START Entries provided
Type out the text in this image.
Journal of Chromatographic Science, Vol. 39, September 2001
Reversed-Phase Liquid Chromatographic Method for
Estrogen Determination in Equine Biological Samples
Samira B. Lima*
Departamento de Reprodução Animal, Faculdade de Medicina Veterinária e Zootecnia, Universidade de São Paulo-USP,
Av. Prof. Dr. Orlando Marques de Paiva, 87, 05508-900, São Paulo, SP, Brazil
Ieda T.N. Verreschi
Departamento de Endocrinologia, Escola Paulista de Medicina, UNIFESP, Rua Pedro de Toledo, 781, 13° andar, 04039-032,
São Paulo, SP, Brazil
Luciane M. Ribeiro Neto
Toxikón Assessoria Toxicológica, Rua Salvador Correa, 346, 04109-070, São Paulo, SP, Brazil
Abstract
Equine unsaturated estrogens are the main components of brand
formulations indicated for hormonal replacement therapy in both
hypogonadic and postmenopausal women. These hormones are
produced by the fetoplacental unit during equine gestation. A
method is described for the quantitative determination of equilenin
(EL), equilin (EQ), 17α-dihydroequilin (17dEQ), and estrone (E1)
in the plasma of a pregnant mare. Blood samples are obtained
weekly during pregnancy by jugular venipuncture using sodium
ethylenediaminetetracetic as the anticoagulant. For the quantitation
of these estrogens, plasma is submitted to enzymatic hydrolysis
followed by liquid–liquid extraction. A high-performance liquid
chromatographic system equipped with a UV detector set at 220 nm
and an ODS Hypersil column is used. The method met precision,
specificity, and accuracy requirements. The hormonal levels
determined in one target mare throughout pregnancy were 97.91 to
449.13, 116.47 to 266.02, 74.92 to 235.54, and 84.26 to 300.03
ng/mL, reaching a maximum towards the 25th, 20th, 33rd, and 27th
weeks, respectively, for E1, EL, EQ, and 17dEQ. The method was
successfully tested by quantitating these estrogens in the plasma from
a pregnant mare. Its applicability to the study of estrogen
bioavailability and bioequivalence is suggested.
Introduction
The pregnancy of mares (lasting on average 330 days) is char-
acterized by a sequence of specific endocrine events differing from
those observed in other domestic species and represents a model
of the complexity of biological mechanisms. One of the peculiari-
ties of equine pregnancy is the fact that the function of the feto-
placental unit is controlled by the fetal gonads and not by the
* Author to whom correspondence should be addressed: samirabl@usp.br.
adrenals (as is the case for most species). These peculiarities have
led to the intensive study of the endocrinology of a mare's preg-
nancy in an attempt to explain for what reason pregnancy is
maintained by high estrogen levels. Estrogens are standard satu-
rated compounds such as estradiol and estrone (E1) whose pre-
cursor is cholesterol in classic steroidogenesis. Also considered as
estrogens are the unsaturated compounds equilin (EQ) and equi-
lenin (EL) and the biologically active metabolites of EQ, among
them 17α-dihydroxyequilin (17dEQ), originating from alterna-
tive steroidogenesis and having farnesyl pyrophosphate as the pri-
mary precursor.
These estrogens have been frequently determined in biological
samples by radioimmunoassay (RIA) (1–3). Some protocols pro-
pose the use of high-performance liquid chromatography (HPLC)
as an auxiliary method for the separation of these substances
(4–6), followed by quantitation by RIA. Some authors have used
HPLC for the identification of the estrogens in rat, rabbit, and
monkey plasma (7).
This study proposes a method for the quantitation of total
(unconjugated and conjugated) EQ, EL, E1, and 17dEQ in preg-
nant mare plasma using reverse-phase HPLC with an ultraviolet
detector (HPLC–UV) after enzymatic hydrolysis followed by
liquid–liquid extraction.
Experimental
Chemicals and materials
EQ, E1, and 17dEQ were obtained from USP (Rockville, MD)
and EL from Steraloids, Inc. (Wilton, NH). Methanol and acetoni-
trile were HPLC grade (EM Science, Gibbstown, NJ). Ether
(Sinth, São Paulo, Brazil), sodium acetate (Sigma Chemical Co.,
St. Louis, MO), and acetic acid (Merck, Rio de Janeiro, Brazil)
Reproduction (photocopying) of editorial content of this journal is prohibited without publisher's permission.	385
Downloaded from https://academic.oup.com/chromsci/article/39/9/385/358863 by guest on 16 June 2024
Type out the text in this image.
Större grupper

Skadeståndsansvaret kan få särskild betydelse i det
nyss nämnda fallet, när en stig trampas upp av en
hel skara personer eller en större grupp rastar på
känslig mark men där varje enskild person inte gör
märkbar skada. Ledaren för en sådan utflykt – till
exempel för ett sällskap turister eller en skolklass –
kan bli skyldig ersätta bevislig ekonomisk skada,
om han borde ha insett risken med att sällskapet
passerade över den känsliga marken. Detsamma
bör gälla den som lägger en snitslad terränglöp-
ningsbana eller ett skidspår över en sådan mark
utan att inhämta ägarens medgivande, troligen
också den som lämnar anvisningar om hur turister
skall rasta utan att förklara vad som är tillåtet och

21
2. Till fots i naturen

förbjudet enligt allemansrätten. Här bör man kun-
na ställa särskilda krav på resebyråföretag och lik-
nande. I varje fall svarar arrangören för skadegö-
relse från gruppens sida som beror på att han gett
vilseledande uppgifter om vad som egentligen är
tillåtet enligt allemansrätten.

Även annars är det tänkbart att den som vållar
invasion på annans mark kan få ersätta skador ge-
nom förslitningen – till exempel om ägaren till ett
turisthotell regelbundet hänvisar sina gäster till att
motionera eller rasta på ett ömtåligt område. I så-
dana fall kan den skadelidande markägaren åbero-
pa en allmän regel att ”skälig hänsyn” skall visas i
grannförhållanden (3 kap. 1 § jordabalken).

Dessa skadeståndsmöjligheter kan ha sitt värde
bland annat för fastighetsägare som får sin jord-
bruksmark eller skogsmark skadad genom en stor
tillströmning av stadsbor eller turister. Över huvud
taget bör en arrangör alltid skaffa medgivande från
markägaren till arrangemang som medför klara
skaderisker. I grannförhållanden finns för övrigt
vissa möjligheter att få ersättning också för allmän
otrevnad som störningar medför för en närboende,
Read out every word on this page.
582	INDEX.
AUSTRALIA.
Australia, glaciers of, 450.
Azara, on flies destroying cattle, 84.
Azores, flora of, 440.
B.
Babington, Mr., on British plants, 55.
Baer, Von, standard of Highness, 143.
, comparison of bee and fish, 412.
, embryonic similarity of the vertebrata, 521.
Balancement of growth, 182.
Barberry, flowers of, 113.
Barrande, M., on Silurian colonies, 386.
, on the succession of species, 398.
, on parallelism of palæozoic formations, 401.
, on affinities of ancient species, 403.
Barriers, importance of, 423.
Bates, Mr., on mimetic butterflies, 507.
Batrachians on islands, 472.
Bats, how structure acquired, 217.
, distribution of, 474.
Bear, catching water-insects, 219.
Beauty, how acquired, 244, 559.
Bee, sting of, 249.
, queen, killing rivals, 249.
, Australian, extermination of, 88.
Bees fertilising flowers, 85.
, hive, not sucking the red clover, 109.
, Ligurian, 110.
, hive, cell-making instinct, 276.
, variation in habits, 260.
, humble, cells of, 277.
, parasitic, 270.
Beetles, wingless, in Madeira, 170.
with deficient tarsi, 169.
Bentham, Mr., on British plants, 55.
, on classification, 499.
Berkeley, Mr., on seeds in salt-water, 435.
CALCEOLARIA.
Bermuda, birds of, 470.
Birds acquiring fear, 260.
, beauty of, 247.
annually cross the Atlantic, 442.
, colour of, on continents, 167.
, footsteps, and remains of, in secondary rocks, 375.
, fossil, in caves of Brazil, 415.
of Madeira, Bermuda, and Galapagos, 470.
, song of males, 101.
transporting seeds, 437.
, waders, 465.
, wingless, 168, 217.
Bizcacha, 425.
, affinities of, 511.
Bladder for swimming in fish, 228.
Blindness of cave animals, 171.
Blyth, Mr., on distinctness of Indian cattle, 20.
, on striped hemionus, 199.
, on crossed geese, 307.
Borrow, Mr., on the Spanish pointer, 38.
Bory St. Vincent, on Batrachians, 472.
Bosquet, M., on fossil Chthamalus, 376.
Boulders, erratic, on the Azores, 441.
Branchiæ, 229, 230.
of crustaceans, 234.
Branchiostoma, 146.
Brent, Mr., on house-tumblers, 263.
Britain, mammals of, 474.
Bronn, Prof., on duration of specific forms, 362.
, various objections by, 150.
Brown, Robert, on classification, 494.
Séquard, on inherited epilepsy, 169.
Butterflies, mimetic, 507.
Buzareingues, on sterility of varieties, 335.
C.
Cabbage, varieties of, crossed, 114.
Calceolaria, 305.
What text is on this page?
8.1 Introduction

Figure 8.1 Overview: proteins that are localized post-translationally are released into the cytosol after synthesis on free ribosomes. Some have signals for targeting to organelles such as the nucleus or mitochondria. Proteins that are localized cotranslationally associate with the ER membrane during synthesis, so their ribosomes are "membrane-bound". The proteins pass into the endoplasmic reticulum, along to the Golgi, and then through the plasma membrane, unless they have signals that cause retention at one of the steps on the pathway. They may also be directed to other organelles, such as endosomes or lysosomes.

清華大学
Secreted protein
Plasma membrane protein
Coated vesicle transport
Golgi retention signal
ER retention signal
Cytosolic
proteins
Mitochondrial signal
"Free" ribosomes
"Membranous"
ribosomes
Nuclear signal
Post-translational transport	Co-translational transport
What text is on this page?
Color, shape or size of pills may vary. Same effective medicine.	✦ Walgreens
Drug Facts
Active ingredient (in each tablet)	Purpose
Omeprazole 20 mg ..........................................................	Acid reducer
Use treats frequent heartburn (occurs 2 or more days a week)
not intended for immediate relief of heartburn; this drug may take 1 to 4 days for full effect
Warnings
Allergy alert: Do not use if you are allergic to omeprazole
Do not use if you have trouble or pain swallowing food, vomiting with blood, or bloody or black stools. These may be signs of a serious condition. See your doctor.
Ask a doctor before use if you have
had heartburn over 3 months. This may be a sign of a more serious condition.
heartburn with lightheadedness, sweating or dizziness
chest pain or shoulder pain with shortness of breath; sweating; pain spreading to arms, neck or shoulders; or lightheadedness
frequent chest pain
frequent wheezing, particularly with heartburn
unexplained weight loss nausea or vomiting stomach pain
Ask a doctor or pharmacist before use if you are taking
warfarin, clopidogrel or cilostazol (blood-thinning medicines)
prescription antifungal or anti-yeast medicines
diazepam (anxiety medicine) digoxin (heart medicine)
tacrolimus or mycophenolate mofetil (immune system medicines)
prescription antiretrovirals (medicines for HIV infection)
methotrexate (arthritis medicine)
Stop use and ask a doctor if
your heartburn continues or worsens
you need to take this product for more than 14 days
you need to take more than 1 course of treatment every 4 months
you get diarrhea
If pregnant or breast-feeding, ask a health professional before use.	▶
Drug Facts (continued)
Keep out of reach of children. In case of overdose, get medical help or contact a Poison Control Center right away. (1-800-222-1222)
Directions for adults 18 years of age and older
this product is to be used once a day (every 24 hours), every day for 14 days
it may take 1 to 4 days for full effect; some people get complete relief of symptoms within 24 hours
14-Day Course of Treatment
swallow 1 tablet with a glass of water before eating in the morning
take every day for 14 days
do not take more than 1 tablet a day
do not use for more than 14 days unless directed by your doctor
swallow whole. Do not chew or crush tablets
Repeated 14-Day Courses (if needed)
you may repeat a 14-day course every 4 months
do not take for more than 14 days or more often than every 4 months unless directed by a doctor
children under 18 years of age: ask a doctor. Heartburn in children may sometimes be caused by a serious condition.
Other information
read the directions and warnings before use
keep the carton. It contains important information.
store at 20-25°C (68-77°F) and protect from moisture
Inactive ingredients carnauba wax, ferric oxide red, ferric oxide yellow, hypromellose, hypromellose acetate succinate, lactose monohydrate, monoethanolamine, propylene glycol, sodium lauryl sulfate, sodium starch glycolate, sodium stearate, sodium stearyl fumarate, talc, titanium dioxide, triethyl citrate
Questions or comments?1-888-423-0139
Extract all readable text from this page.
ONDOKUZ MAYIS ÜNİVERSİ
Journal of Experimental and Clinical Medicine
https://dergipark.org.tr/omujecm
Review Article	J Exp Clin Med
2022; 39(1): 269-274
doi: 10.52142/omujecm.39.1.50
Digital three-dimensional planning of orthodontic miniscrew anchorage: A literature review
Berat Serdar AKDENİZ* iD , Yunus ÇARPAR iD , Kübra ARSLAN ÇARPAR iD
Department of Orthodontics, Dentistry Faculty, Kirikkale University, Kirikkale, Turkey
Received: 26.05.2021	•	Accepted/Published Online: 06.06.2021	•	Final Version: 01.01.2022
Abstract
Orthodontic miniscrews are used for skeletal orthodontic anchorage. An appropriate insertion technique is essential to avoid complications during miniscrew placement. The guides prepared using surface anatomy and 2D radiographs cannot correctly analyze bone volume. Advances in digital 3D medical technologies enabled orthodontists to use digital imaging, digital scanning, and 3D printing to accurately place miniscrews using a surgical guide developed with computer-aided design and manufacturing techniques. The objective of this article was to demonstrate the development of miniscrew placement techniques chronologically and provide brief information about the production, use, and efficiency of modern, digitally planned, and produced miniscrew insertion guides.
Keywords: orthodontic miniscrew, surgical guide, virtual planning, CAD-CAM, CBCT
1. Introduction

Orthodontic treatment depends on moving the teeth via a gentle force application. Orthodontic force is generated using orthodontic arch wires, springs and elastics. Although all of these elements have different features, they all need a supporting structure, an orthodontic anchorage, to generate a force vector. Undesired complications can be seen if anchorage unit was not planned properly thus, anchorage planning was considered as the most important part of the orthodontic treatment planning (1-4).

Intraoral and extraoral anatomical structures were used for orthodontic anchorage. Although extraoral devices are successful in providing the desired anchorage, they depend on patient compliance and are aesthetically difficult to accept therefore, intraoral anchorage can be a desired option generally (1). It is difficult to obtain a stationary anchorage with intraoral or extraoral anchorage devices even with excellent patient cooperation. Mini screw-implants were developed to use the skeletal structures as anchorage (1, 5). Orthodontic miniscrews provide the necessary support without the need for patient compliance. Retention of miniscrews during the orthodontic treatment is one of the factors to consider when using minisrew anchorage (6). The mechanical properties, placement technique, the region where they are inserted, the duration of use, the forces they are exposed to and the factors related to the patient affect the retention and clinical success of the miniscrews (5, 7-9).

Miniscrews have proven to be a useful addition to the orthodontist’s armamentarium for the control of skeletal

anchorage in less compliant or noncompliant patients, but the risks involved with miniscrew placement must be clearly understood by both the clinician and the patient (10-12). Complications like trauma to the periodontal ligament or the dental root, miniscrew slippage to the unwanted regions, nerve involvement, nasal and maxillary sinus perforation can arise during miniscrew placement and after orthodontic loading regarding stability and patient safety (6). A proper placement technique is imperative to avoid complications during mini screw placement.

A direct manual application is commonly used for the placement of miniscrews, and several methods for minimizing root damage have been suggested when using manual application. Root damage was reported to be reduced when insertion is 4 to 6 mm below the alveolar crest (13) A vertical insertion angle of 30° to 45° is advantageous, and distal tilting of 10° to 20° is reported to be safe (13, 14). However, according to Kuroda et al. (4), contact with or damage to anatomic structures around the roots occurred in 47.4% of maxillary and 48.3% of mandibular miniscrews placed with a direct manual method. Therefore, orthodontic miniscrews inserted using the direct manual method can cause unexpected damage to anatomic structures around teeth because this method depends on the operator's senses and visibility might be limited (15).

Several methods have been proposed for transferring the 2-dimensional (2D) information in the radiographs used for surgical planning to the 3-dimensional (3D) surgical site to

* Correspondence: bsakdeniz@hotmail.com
END Entries provided
Aim of the exercise: Look through the entries above, find each line containing "Medicina", and copy it.

Solved exercise:
Departamento de Reprodução Animal, Faculdade de Medicina Veterinária e Zootecnia, Universidade de São Paulo-USP,
Departamento de Endocrinologia, Escola Paulista de Medicina, UNIFESP, Rua Pedro de Toledo, 781, 13° andar, 04039-032,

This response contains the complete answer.